* The task: Using the records that follow, copy every line containing the word "structured".

* Entries:

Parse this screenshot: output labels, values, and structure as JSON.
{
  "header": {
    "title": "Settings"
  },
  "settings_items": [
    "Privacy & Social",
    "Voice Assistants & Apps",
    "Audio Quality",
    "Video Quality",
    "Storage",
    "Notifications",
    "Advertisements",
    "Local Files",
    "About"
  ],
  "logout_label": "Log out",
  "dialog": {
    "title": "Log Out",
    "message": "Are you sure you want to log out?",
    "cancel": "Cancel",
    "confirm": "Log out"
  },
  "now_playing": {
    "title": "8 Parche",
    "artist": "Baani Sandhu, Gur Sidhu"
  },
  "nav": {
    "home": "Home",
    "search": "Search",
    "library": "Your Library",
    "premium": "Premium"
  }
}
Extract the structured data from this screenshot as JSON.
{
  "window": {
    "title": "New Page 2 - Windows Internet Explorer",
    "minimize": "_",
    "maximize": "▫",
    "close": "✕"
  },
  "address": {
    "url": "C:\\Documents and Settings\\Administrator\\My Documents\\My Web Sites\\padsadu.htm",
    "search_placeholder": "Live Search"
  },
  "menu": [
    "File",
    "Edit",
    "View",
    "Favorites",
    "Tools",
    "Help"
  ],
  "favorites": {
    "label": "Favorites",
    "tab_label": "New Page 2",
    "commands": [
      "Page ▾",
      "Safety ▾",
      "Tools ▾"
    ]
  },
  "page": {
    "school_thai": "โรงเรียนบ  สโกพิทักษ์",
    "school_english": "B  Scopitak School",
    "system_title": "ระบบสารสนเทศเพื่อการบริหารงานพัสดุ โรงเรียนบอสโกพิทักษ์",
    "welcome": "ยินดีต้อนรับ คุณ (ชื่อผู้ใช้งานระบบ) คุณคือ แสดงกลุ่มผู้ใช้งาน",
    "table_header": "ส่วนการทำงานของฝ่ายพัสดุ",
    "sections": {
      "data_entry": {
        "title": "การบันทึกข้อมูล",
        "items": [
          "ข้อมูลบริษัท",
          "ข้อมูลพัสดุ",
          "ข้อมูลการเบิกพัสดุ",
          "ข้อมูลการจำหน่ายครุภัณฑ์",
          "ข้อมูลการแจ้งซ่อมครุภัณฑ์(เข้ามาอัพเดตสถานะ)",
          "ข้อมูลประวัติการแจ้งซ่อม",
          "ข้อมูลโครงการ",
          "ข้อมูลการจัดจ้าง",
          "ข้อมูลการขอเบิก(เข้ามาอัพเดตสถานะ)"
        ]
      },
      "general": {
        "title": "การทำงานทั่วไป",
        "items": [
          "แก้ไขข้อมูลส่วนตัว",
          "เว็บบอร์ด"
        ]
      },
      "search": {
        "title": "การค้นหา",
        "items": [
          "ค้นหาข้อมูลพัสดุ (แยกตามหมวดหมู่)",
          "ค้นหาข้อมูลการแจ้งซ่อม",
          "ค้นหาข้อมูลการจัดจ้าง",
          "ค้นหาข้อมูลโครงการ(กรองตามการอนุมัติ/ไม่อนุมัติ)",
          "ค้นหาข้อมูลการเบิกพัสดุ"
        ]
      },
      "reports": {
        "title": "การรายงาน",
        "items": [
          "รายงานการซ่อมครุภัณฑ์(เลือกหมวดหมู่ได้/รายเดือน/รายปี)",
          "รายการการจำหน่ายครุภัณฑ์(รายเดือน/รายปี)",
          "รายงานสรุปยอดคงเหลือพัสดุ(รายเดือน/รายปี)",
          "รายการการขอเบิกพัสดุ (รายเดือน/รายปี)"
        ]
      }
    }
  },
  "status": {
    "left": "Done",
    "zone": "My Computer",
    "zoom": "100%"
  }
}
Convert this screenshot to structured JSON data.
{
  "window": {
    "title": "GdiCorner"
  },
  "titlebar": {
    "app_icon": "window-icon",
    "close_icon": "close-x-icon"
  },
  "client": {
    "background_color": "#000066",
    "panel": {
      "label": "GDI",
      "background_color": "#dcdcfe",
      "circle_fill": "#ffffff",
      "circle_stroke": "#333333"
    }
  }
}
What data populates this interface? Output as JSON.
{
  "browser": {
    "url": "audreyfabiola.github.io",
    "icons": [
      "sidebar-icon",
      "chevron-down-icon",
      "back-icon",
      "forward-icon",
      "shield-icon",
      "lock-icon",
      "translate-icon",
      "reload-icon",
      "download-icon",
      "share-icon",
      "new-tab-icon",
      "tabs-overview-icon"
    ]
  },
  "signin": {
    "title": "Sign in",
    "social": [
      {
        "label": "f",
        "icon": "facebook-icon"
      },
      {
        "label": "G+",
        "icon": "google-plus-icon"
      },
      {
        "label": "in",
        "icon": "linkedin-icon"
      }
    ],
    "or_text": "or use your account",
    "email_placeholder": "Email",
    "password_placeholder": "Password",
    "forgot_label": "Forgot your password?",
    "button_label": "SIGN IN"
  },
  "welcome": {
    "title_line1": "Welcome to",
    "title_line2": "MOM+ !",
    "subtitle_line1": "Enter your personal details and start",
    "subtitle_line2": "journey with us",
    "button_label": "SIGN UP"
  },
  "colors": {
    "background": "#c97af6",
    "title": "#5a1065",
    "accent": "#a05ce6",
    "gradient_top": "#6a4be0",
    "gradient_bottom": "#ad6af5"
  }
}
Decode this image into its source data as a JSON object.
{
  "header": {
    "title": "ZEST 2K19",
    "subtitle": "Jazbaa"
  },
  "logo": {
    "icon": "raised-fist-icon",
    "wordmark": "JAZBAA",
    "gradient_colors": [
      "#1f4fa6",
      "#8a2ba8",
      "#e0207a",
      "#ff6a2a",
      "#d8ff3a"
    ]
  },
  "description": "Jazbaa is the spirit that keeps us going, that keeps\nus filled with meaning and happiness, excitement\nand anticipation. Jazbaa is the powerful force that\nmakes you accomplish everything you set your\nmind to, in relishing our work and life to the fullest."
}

* The solution:
Extract the structured data from this screenshot as JSON.
Convert this screenshot to structured JSON data.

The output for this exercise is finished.